>>

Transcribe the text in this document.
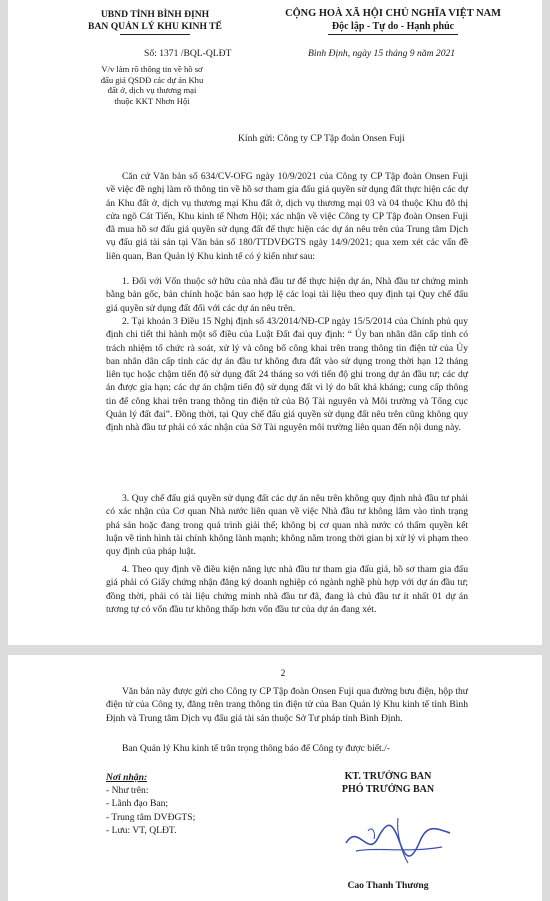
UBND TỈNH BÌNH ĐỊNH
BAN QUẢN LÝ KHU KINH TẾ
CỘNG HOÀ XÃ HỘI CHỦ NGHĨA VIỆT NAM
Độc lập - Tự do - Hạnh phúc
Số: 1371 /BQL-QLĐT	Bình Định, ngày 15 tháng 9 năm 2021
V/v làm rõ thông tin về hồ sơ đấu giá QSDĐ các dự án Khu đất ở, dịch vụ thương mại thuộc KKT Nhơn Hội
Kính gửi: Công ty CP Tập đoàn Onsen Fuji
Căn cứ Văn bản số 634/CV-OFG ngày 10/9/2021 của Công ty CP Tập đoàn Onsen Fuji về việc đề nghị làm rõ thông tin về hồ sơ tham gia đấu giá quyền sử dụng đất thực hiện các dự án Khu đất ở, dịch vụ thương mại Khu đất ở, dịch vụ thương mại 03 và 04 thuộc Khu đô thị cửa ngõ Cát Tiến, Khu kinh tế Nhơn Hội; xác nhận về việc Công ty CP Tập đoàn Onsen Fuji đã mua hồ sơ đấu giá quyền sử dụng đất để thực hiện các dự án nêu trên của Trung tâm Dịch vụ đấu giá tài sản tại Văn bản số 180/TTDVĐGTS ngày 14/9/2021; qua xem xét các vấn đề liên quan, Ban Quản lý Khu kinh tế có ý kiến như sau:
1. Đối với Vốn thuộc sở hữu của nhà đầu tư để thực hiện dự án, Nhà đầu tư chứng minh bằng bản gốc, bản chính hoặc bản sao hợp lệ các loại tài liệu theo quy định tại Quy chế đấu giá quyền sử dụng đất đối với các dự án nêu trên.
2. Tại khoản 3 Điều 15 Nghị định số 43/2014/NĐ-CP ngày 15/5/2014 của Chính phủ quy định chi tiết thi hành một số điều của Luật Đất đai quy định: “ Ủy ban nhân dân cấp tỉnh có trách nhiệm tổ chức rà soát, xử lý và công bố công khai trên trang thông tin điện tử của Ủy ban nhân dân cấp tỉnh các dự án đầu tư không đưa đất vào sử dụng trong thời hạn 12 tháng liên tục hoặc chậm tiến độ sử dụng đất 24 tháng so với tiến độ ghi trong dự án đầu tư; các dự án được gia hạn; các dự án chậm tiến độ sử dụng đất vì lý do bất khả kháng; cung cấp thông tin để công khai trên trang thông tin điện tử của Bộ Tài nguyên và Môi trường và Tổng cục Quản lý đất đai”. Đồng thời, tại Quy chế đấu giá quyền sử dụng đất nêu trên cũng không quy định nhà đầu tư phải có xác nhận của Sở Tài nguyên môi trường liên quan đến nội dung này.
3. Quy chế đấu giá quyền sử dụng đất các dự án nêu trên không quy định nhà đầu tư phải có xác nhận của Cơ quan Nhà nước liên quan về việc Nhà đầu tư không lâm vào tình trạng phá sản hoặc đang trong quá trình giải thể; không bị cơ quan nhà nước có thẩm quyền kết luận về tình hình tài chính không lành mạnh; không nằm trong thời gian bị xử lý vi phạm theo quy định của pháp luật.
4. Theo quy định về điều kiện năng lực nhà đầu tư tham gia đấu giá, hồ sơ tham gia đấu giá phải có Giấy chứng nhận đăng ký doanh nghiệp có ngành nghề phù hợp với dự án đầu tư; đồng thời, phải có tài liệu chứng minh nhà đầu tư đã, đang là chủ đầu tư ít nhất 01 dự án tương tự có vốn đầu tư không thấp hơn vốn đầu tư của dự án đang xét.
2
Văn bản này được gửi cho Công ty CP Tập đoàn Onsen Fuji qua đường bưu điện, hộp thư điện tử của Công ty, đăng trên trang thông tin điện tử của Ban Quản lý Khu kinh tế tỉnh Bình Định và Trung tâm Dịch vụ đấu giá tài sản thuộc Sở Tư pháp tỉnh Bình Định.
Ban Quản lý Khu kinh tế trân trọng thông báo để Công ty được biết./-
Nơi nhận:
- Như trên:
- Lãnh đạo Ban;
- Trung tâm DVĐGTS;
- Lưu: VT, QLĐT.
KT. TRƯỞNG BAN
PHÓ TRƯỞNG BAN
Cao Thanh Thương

<<

SET PROBLEM: Exactly reproduce each record, leaving out any pictures.

EXERCISE RESULT:
Transcribe the text in this document.
UBND TỈNH BÌNH ĐỊNH
BAN QUẢN LÝ KHU KINH TẾ
CỘNG HOÀ XÃ HỘI CHỦ NGHĨA VIỆT NAM
Độc lập - Tự do - Hạnh phúc
Số: 1371 /BQL-QLĐT	Bình Định, ngày 15 tháng 9 năm 2021
V/v làm rõ thông tin về hồ sơ đấu giá QSDĐ các dự án Khu đất ở, dịch vụ thương mại thuộc KKT Nhơn Hội
Kính gửi: Công ty CP Tập đoàn Onsen Fuji
Căn cứ Văn bản số 634/CV-OFG ngày 10/9/2021 của Công ty CP Tập đoàn Onsen Fuji về việc đề nghị làm rõ thông tin về hồ sơ tham gia đấu giá quyền sử dụng đất thực hiện các dự án Khu đất ở, dịch vụ thương mại Khu đất ở, dịch vụ thương mại 03 và 04 thuộc Khu đô thị cửa ngõ Cát Tiến, Khu kinh tế Nhơn Hội; xác nhận về việc Công ty CP Tập đoàn Onsen Fuji đã mua hồ sơ đấu giá quyền sử dụng đất để thực hiện các dự án nêu trên của Trung tâm Dịch vụ đấu giá tài sản tại Văn bản số 180/TTDVĐGTS ngày 14/9/2021; qua xem xét các vấn đề liên quan, Ban Quản lý Khu kinh tế có ý kiến như sau:
1. Đối với Vốn thuộc sở hữu của nhà đầu tư để thực hiện dự án, Nhà đầu tư chứng minh bằng bản gốc, bản chính hoặc bản sao hợp lệ các loại tài liệu theo quy định tại Quy chế đấu giá quyền sử dụng đất đối với các dự án nêu trên.
2. Tại khoản 3 Điều 15 Nghị định số 43/2014/NĐ-CP ngày 15/5/2014 của Chính phủ quy định chi tiết thi hành một số điều của Luật Đất đai quy định: “ Ủy ban nhân dân cấp tỉnh có trách nhiệm tổ chức rà soát, xử lý và công bố công khai trên trang thông tin điện tử của Ủy ban nhân dân cấp tỉnh các dự án đầu tư không đưa đất vào sử dụng trong thời hạn 12 tháng liên tục hoặc chậm tiến độ sử dụng đất 24 tháng so với tiến độ ghi trong dự án đầu tư; các dự án được gia hạn; các dự án chậm tiến độ sử dụng đất vì lý do bất khả kháng; cung cấp thông tin để công khai trên trang thông tin điện tử của Bộ Tài nguyên và Môi trường và Tổng cục Quản lý đất đai”. Đồng thời, tại Quy chế đấu giá quyền sử dụng đất nêu trên cũng không quy định nhà đầu tư phải có xác nhận của Sở Tài nguyên môi trường liên quan đến nội dung này.
3. Quy chế đấu giá quyền sử dụng đất các dự án nêu trên không quy định nhà đầu tư phải có xác nhận của Cơ quan Nhà nước liên quan về việc Nhà đầu tư không lâm vào tình trạng phá sản hoặc đang trong quá trình giải thể; không bị cơ quan nhà nước có thẩm quyền kết luận về tình hình tài chính không lành mạnh; không nằm trong thời gian bị xử lý vi phạm theo quy định của pháp luật.
4. Theo quy định về điều kiện năng lực nhà đầu tư tham gia đấu giá, hồ sơ tham gia đấu giá phải có Giấy chứng nhận đăng ký doanh nghiệp có ngành nghề phù hợp với dự án đầu tư; đồng thời, phải có tài liệu chứng minh nhà đầu tư đã, đang là chủ đầu tư ít nhất 01 dự án tương tự có vốn đầu tư không thấp hơn vốn đầu tư của dự án đang xét.
2
Văn bản này được gửi cho Công ty CP Tập đoàn Onsen Fuji qua đường bưu điện, hộp thư điện tử của Công ty, đăng trên trang thông tin điện tử của Ban Quản lý Khu kinh tế tỉnh Bình Định và Trung tâm Dịch vụ đấu giá tài sản thuộc Sở Tư pháp tỉnh Bình Định.
Ban Quản lý Khu kinh tế trân trọng thông báo để Công ty được biết./-
Nơi nhận:
- Như trên:
- Lãnh đạo Ban;
- Trung tâm DVĐGTS;
- Lưu: VT, QLĐT.
KT. TRƯỞNG BAN
PHÓ TRƯỞNG BAN
Cao Thanh Thương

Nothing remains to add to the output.